▶ [DATA PROVIDED]
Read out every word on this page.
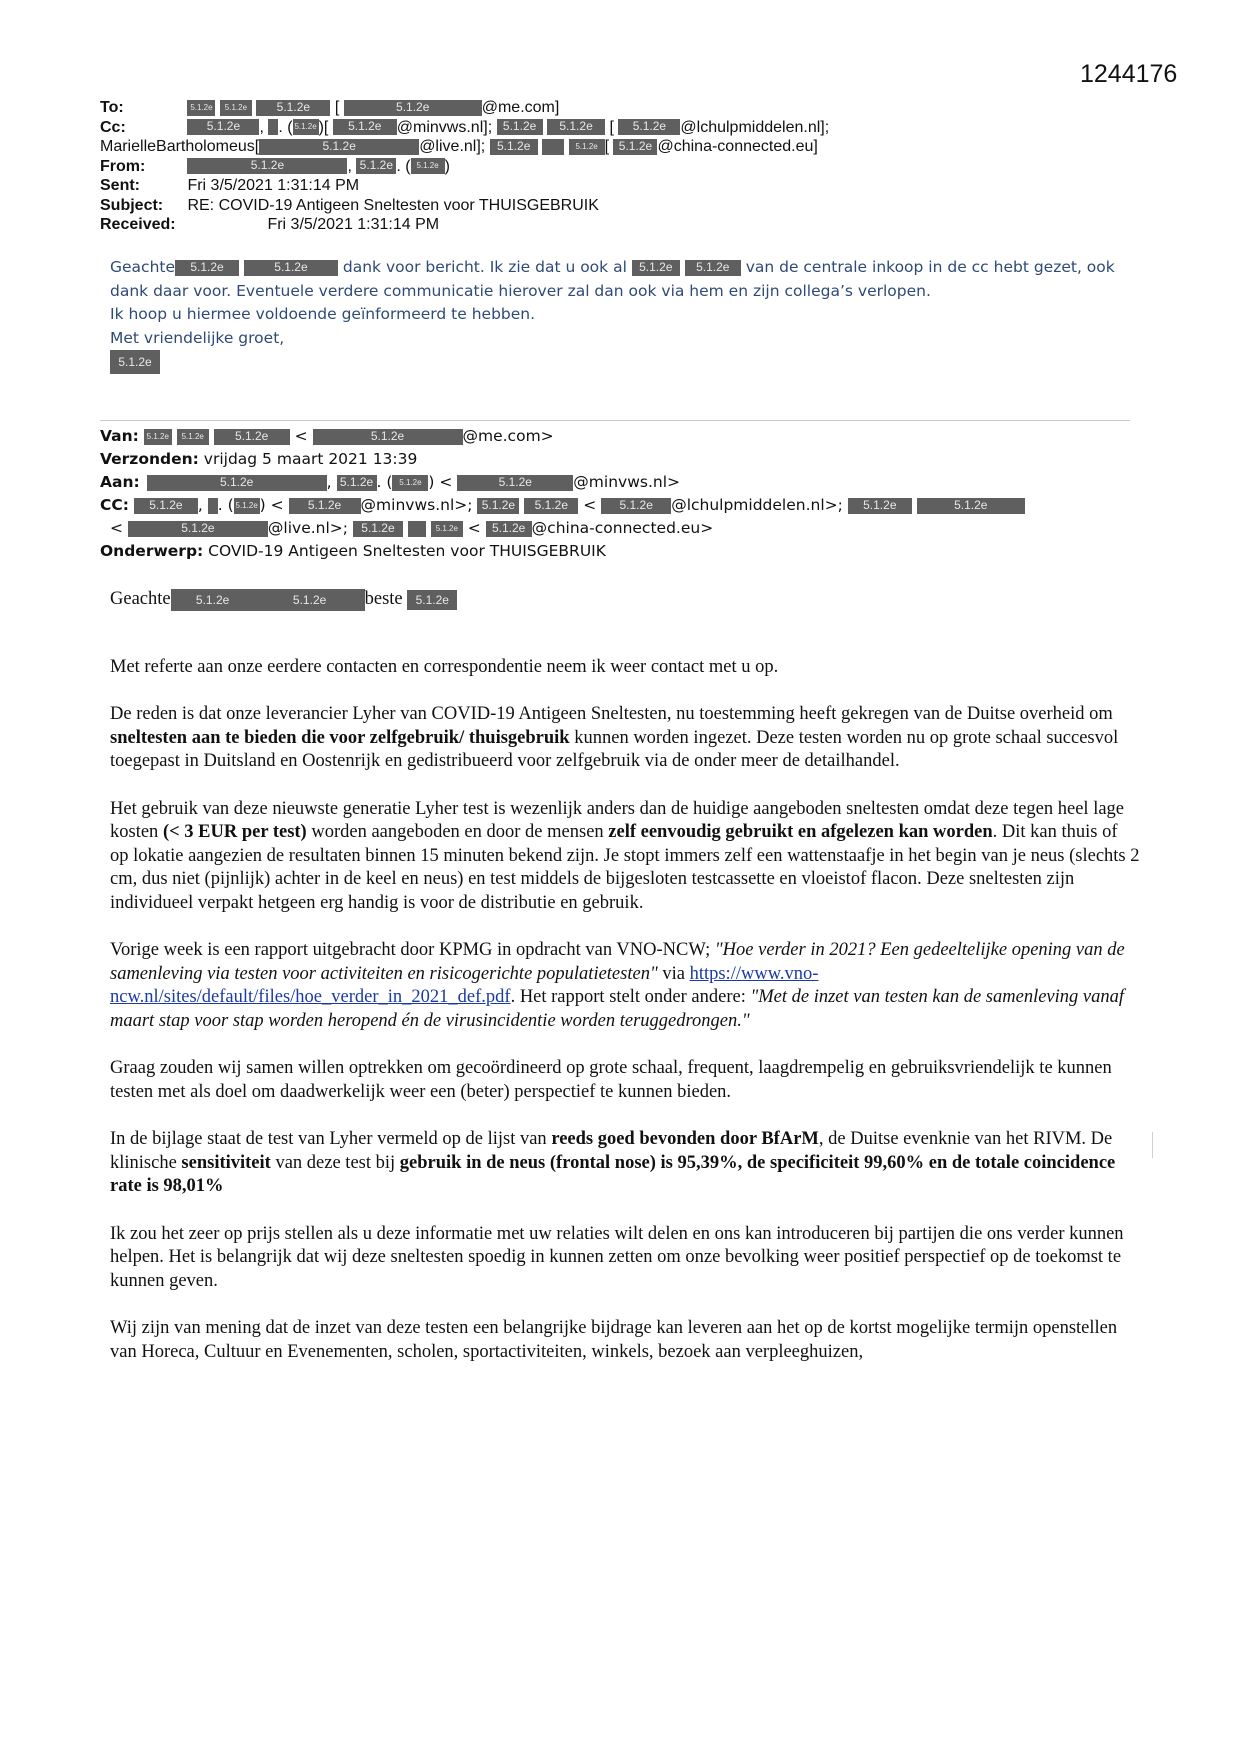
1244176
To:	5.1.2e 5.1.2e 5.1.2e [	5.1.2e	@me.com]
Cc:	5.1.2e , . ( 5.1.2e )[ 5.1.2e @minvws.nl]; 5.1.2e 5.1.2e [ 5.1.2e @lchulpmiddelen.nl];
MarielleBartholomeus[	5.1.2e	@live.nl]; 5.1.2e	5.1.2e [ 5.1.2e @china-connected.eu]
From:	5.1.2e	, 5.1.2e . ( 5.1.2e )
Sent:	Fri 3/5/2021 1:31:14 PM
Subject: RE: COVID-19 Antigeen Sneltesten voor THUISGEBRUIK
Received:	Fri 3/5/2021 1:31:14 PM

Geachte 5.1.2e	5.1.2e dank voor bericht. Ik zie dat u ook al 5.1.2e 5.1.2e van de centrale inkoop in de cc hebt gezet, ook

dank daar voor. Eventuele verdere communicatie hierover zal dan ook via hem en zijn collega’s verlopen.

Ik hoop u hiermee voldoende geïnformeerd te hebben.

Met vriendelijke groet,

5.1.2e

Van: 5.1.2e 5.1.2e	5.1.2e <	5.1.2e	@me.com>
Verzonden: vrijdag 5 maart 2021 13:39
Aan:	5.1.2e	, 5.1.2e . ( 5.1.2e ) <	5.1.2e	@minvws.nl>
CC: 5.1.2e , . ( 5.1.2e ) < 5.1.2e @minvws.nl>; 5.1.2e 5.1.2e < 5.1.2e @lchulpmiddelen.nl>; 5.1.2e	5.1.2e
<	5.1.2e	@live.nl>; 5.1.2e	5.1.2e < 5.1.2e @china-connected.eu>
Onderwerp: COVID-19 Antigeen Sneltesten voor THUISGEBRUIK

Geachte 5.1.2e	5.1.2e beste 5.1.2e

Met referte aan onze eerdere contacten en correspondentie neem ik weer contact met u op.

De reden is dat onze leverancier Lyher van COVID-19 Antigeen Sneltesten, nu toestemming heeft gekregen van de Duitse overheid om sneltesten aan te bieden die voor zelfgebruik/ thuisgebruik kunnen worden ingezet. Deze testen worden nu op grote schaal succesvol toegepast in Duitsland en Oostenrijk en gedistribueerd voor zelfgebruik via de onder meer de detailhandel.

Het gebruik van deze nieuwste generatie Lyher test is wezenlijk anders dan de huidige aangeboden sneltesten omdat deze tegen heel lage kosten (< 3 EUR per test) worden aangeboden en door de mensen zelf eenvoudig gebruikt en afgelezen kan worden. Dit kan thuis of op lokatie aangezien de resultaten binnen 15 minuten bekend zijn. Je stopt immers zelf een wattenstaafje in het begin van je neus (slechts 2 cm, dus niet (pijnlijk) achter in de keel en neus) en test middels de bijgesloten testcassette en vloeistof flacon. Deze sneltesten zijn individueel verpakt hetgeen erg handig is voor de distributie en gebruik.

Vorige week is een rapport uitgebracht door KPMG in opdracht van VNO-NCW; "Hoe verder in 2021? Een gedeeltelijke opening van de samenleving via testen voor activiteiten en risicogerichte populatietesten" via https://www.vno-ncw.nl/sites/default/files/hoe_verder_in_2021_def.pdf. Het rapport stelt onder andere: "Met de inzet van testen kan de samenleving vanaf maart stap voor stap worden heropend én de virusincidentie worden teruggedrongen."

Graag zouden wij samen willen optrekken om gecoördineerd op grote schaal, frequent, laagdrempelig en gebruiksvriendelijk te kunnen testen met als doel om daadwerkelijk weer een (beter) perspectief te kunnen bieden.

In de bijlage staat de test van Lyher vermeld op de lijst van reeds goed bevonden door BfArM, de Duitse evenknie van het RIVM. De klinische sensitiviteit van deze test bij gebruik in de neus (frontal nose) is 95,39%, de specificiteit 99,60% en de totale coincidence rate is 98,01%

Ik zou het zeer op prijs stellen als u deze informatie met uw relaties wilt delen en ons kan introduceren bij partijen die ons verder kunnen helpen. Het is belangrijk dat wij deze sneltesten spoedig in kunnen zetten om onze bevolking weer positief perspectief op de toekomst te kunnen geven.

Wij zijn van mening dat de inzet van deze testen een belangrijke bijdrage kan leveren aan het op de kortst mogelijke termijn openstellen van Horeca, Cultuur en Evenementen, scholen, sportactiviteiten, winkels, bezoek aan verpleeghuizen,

...

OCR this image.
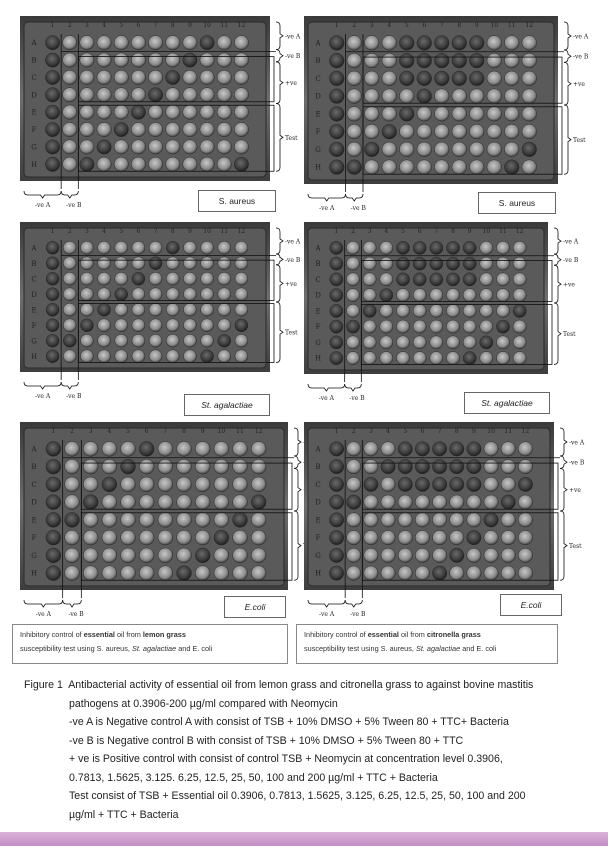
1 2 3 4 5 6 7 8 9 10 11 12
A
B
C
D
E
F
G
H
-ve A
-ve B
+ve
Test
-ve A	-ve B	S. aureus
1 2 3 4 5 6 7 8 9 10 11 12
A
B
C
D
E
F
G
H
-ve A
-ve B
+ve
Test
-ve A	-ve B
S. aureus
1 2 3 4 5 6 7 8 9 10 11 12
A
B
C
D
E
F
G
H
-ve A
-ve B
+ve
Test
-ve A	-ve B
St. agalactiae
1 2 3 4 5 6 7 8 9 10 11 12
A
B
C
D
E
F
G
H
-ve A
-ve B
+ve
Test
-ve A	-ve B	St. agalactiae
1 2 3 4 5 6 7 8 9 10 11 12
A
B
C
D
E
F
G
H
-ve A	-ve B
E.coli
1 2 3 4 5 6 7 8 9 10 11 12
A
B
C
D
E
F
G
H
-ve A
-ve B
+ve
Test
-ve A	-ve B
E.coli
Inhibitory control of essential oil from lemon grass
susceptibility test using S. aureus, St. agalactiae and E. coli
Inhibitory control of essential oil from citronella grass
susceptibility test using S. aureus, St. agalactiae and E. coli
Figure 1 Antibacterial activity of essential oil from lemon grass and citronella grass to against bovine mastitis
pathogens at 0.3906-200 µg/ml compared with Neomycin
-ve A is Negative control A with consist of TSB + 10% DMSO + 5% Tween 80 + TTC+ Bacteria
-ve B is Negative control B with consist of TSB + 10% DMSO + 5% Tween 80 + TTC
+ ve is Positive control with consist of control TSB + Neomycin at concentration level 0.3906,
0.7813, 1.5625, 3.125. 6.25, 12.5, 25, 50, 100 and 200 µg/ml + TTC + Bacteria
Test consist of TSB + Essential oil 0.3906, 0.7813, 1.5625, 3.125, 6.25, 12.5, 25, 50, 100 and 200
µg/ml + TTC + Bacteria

▶ [WHAT THE EXERCISE ASKS]
Copy each line from the records above that includes the string "worden".

▶ [WORKED SOLUTION]
De reden is dat onze leverancier Lyher van COVID-19 Antigeen Sneltesten, nu toestemming heeft gekregen van de Duitse overheid om sneltesten aan te bieden die voor zelfgebruik/ thuisgebruik kunnen worden ingezet. Deze testen worden nu op grote schaal succesvol toegepast in Duitsland en Oostenrijk en gedistribueerd voor zelfgebruik via de onder meer de detailhandel.
Het gebruik van deze nieuwste generatie Lyher test is wezenlijk anders dan de huidige aangeboden sneltesten omdat deze tegen heel lage kosten (< 3 EUR per test) worden aangeboden en door de mensen zelf eenvoudig gebruikt en afgelezen kan worden. Dit kan thuis of op lokatie aangezien de resultaten binnen 15 minuten bekend zijn. Je stopt immers zelf een wattenstaafje in het begin van je neus (slechts 2 cm, dus niet (pijnlijk) achter in de keel en neus) en test middels de bijgesloten testcassette en vloeistof flacon. Deze sneltesten zijn individueel verpakt hetgeen erg handig is voor de distributie en gebruik.
Vorige week is een rapport uitgebracht door KPMG in opdracht van VNO-NCW; "Hoe verder in 2021? Een gedeeltelijke opening van de samenleving via testen voor activiteiten en risicogerichte populatietesten" via https://www.vno-ncw.nl/sites/default/files/hoe_verder_in_2021_def.pdf. Het rapport stelt onder andere: "Met de inzet van testen kan de samenleving vanaf maart stap voor stap worden heropend én de virusincidentie worden teruggedrongen."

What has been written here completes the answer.